WORK TO COMPLETE – Find the string "JSON" in the listing and report every line that has it.

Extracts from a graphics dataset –
◇ ◇ ◇

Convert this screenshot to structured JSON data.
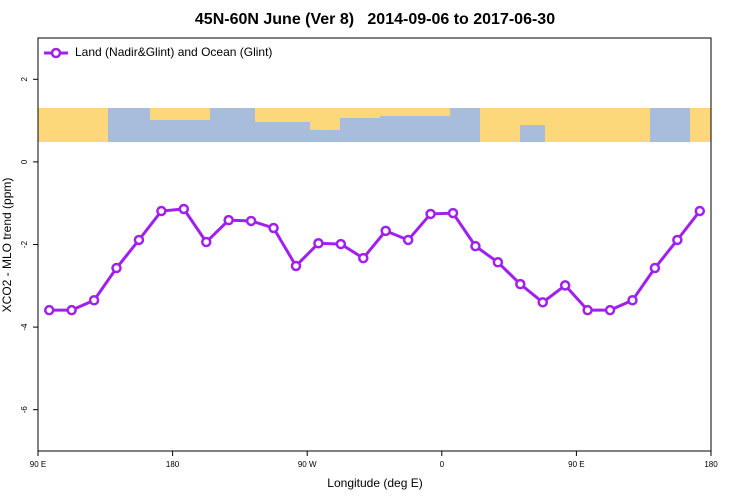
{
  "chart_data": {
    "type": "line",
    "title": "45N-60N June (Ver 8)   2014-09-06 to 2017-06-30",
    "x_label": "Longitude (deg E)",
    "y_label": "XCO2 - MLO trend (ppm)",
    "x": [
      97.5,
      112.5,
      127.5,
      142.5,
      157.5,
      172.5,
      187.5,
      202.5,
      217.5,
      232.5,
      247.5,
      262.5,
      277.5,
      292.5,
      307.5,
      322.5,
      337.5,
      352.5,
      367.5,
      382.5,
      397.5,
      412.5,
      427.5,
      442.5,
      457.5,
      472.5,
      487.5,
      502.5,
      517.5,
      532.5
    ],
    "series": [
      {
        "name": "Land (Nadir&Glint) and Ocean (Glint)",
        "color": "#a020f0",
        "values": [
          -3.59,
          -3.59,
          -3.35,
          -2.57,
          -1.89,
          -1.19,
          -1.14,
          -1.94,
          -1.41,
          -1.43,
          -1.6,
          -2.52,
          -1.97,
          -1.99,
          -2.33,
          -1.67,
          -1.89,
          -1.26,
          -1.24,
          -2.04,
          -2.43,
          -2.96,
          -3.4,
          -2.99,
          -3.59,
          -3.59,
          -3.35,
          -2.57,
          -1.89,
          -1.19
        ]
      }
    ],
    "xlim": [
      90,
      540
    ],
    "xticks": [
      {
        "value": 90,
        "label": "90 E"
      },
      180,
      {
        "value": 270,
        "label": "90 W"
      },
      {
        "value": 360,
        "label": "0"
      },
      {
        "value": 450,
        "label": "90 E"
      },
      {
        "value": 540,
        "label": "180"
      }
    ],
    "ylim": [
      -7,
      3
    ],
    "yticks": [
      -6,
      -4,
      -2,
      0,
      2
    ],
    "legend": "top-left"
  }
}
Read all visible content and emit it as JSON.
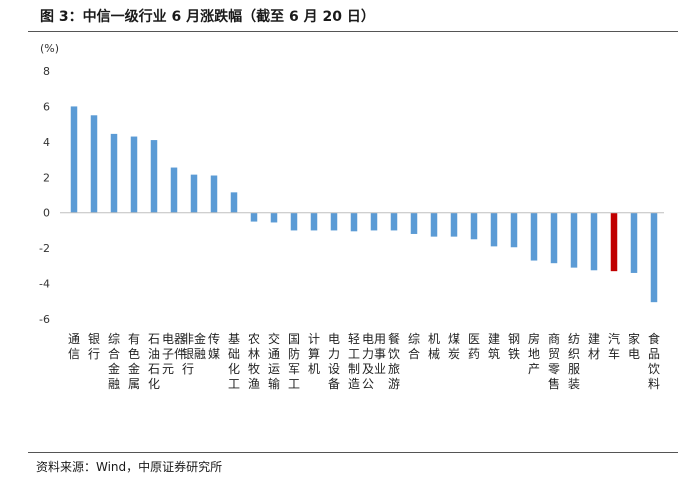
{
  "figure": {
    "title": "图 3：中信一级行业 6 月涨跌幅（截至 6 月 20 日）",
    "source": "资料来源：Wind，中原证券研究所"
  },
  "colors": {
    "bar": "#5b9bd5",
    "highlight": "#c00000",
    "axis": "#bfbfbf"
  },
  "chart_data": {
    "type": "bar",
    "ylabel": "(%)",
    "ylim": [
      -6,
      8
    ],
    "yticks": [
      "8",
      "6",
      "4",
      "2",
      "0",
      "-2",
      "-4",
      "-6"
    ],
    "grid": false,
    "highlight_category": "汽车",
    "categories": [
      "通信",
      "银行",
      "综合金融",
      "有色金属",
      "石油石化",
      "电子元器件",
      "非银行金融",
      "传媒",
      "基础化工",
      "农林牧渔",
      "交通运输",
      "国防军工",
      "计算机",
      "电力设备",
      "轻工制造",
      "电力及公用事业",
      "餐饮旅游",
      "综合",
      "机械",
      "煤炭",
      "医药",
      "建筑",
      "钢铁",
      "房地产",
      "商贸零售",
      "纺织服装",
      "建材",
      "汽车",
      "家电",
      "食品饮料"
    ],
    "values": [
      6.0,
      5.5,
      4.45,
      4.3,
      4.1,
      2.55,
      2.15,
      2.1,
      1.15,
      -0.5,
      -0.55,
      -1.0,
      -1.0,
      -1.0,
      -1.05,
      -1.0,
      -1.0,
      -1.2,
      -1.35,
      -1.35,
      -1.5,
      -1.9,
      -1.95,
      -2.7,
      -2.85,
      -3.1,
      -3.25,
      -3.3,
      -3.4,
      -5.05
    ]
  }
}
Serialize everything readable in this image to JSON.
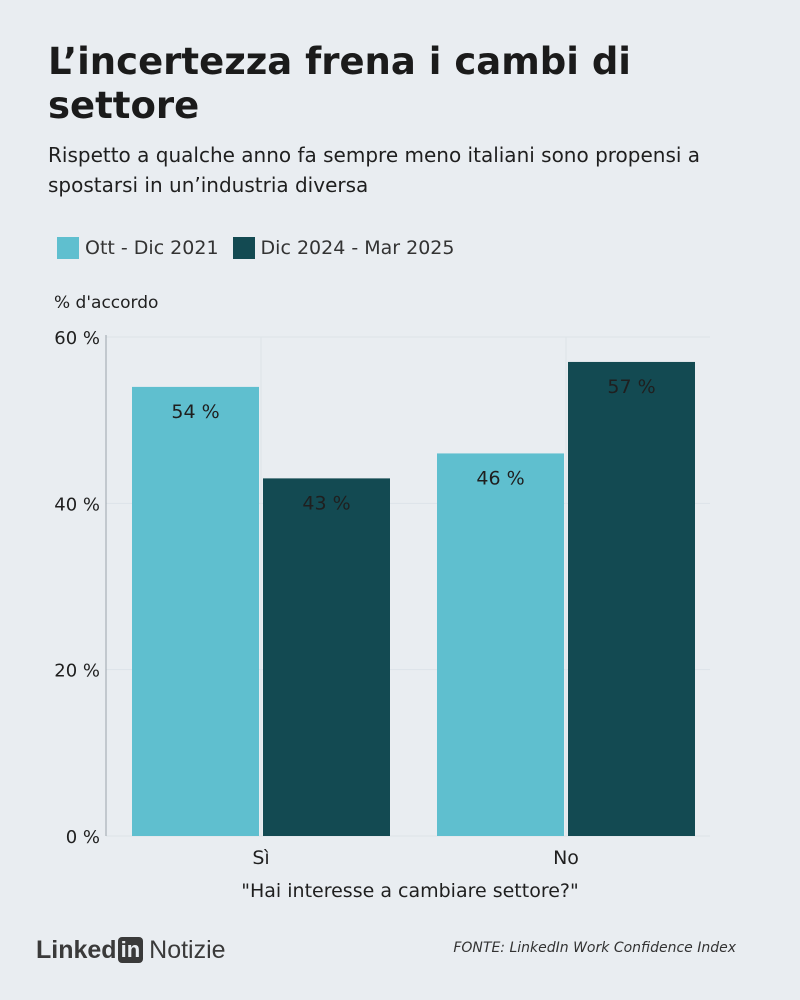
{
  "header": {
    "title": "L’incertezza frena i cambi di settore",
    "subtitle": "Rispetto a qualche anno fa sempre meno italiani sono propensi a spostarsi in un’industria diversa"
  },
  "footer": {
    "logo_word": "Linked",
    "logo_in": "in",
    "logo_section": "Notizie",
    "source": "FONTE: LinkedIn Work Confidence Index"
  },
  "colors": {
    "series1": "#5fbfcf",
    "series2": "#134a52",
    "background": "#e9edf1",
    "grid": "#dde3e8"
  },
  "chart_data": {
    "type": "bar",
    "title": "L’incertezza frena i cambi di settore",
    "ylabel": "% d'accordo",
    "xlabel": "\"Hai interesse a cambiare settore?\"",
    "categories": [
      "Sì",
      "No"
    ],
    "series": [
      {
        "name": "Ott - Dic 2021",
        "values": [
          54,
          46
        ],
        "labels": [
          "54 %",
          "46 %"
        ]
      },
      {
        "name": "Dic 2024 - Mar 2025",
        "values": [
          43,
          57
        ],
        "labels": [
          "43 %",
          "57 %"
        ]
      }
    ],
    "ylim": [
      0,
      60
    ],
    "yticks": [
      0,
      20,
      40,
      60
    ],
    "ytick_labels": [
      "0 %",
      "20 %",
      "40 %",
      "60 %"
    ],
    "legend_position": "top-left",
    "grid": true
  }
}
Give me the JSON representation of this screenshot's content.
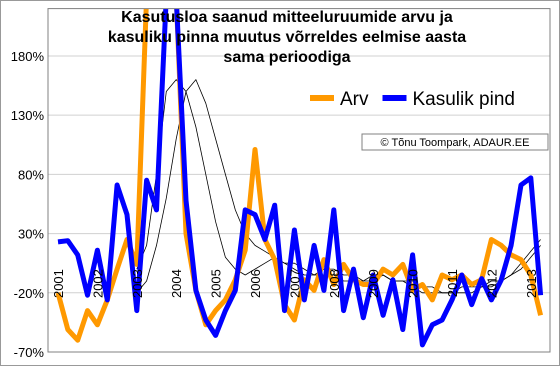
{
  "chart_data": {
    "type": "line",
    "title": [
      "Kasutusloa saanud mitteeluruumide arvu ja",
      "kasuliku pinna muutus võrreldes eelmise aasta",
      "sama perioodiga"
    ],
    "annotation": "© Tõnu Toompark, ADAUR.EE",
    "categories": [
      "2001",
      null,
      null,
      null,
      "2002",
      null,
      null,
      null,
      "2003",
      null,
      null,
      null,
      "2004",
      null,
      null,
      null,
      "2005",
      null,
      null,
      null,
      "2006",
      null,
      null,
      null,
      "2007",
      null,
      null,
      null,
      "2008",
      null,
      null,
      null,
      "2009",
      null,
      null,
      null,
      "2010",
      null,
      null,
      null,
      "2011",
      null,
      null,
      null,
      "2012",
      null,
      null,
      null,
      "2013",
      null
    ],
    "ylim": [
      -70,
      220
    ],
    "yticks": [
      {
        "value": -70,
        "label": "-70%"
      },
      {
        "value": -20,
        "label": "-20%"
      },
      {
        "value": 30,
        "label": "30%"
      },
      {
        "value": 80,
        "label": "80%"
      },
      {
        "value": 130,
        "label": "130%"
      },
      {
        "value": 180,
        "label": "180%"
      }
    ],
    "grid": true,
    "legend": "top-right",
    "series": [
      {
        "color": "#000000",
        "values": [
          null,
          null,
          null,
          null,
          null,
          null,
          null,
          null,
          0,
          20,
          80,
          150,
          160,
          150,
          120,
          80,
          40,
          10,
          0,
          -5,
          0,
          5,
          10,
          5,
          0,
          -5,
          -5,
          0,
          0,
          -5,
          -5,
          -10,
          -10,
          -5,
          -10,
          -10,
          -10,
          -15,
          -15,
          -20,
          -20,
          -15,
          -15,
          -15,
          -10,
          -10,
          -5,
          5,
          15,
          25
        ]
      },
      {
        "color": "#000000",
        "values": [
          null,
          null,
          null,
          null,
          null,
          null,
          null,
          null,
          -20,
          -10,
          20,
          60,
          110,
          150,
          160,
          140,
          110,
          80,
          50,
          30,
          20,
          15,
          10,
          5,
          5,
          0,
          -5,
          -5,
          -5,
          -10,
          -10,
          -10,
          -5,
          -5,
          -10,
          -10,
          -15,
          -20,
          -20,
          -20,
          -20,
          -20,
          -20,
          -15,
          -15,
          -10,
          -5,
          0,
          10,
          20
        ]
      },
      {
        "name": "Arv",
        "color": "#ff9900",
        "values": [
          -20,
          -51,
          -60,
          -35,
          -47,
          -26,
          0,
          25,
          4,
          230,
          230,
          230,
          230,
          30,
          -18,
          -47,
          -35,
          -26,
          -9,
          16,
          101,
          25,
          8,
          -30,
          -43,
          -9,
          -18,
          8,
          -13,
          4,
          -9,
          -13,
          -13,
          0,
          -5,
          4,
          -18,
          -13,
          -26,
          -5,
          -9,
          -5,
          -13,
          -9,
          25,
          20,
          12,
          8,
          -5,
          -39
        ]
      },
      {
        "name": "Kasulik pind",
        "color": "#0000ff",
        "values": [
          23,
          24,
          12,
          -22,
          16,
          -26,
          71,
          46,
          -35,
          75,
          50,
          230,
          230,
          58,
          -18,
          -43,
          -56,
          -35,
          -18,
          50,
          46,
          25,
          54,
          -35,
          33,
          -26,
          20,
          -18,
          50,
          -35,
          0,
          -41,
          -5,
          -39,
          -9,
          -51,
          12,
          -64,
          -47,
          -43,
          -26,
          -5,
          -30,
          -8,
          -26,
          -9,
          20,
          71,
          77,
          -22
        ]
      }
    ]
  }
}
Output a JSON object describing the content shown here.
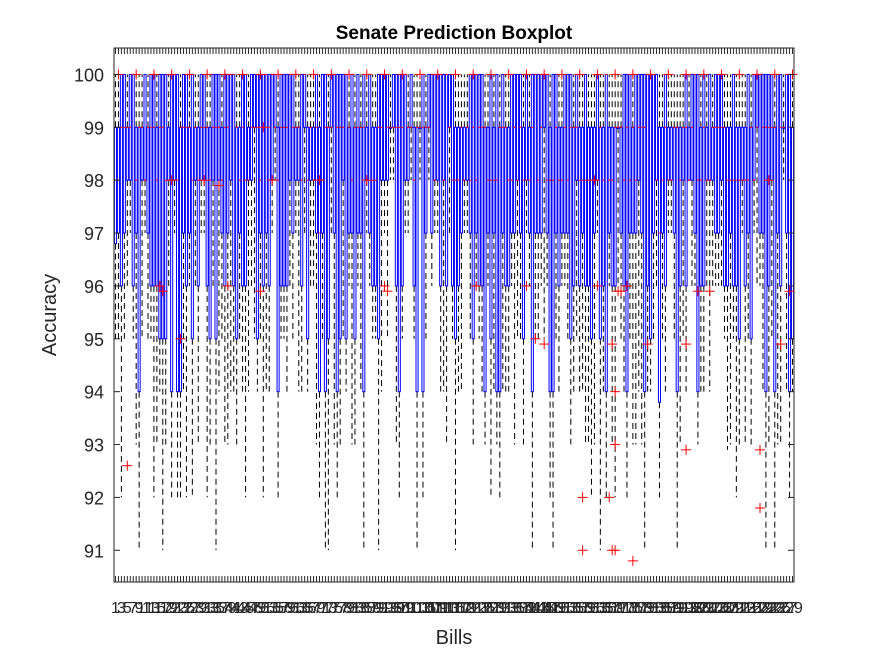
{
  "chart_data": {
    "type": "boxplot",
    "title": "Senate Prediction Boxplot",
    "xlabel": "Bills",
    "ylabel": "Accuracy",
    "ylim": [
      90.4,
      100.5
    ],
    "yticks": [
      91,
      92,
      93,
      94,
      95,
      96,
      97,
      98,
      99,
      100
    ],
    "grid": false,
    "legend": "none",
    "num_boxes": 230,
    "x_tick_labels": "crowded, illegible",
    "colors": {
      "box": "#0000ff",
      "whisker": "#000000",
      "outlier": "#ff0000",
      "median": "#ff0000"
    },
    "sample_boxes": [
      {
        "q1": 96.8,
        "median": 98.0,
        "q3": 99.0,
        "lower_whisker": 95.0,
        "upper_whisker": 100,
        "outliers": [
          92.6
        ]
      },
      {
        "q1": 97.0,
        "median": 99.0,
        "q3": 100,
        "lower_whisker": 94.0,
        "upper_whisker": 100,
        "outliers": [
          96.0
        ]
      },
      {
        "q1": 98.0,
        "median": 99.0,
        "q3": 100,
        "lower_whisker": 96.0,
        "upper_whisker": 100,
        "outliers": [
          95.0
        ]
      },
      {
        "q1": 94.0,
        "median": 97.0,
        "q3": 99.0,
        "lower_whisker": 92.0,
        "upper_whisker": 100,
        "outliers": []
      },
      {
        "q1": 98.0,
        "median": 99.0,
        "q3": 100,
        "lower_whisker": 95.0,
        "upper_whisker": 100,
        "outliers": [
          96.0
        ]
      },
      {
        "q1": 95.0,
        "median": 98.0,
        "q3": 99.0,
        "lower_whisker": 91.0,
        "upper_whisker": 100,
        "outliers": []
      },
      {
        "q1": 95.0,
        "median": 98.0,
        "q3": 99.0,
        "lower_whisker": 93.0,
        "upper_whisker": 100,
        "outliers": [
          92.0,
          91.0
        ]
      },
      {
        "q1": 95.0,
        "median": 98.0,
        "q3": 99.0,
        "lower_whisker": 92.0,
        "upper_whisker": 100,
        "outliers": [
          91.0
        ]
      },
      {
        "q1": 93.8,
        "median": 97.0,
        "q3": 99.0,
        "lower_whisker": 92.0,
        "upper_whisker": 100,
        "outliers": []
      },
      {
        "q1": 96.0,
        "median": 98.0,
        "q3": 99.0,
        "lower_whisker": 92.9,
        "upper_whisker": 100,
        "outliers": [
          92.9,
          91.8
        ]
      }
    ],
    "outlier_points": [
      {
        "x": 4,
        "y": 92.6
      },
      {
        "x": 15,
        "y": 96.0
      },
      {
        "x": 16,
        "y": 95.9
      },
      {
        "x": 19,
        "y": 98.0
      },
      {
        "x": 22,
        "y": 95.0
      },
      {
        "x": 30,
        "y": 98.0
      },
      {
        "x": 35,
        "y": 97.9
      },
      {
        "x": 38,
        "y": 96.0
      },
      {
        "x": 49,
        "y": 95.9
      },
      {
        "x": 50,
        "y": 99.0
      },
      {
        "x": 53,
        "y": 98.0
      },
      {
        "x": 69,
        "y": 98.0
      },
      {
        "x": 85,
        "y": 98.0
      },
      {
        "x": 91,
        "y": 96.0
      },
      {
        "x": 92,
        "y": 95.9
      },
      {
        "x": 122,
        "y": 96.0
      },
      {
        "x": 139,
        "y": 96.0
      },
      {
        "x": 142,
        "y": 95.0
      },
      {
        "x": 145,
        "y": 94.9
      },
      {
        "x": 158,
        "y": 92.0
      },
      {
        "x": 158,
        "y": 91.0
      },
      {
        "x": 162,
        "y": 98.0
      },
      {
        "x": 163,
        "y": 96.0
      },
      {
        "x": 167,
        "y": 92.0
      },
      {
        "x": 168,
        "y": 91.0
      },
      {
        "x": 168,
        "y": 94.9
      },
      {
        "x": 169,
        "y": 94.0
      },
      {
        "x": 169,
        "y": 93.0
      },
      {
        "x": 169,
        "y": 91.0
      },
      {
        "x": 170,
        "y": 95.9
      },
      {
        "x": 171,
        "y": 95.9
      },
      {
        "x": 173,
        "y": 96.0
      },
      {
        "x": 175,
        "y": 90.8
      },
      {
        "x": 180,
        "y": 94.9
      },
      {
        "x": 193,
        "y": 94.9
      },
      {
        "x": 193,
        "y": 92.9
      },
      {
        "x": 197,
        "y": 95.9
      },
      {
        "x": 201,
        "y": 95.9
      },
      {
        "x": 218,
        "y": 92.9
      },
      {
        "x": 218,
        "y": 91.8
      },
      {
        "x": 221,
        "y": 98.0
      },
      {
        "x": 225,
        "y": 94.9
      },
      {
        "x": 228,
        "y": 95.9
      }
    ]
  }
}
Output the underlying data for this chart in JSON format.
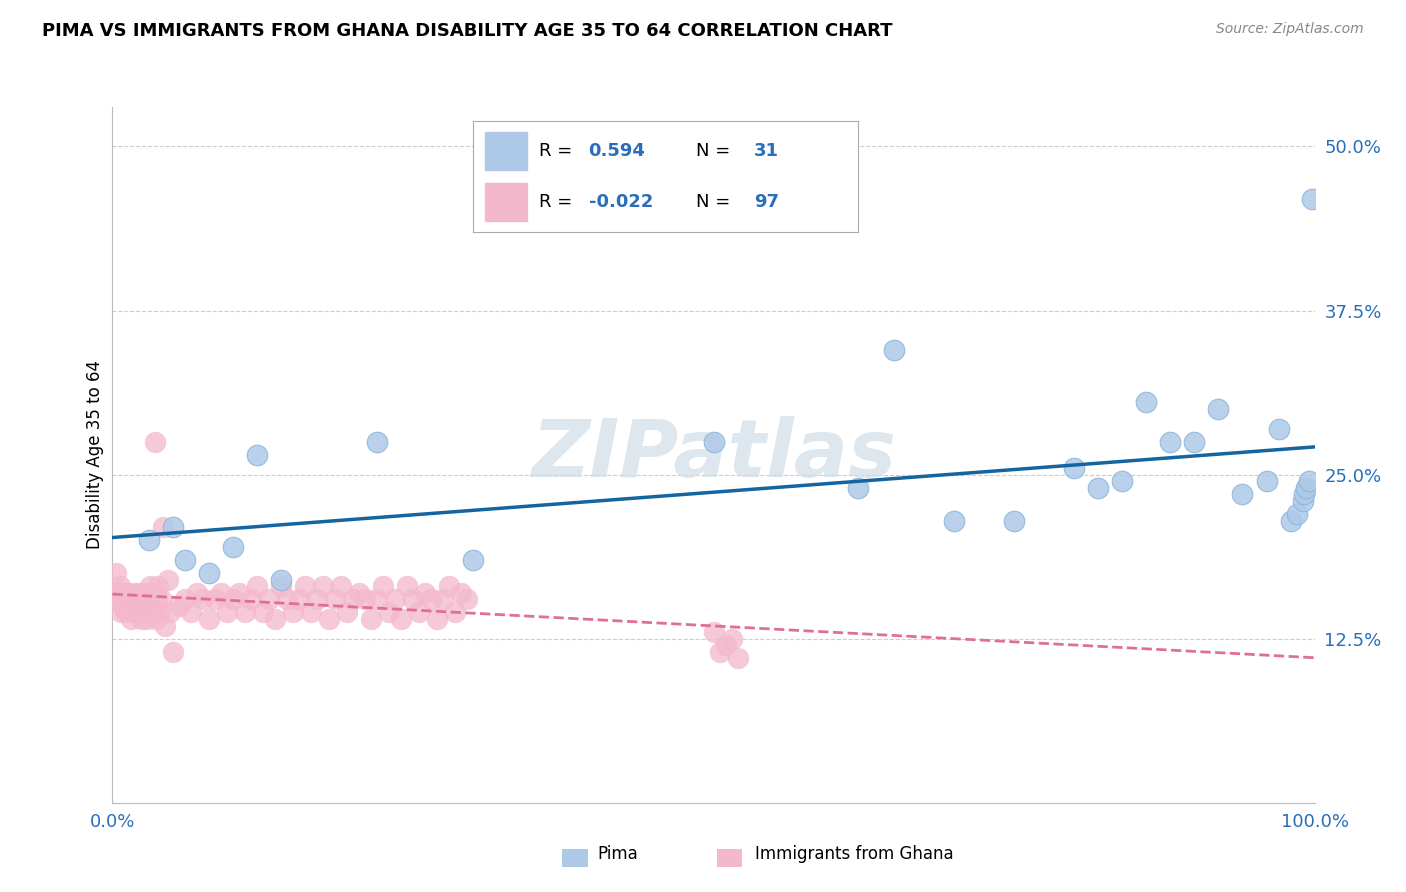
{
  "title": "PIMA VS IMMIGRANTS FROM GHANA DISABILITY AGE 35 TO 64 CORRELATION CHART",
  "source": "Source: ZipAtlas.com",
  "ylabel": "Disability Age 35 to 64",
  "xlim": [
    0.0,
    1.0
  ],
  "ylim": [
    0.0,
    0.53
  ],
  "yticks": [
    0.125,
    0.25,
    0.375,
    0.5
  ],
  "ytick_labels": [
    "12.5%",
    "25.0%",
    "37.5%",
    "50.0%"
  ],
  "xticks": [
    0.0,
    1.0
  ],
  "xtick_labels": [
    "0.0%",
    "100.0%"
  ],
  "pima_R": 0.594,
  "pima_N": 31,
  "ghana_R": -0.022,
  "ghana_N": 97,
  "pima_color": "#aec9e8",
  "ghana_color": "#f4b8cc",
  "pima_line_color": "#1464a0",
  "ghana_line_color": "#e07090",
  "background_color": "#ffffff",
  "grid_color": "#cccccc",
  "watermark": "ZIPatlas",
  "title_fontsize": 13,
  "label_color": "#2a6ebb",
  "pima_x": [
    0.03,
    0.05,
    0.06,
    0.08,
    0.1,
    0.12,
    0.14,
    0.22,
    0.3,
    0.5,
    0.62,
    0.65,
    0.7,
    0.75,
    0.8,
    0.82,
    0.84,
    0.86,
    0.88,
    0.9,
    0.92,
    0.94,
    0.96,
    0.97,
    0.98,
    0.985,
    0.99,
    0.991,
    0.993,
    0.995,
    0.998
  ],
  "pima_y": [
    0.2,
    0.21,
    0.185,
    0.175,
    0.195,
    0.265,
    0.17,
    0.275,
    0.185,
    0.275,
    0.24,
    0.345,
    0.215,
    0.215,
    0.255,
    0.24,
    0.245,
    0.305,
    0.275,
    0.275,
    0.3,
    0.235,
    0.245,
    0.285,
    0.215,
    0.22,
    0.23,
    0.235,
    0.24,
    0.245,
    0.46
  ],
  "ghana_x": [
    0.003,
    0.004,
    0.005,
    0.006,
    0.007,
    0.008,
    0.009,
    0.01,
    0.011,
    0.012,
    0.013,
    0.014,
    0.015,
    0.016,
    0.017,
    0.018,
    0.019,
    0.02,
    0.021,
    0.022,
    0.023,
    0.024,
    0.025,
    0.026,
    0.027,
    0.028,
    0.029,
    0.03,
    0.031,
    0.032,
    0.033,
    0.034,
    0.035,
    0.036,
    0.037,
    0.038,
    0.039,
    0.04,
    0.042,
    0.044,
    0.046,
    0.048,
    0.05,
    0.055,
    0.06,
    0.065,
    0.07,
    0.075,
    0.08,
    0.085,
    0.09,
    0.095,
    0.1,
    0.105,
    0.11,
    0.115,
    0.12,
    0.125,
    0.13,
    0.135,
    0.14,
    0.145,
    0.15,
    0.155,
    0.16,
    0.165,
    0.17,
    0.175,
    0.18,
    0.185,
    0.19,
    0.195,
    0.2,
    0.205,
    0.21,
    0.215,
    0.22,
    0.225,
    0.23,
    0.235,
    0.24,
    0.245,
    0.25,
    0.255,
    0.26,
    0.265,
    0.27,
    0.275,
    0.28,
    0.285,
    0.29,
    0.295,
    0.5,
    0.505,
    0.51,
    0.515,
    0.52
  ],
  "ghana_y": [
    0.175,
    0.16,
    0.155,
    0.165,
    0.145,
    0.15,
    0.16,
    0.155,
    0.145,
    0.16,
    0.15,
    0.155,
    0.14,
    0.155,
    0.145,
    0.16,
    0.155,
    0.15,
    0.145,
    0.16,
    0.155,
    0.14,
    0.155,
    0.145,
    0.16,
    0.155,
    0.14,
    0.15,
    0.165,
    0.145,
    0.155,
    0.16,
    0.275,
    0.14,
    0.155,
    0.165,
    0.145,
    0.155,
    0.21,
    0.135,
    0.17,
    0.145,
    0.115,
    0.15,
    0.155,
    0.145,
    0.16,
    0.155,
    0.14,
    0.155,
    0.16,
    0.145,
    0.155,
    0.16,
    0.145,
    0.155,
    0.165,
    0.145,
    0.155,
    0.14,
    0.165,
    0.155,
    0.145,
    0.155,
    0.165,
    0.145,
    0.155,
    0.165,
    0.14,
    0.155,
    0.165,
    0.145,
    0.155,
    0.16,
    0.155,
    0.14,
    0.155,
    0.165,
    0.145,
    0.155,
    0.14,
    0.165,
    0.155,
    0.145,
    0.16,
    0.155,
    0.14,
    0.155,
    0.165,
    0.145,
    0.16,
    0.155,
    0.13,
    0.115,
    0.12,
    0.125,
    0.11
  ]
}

◇ ◇ ◇

TASK RESPONSE –
Convert this screenshot to structured JSON data.
Read all visible content and emit it as JSON.
Serialize everything readable in this image to JSON.
Give me the JSON representation of this screenshot's content.
Output a JSON object describing the content shown here.
Output the underlying data for this chart in JSON format.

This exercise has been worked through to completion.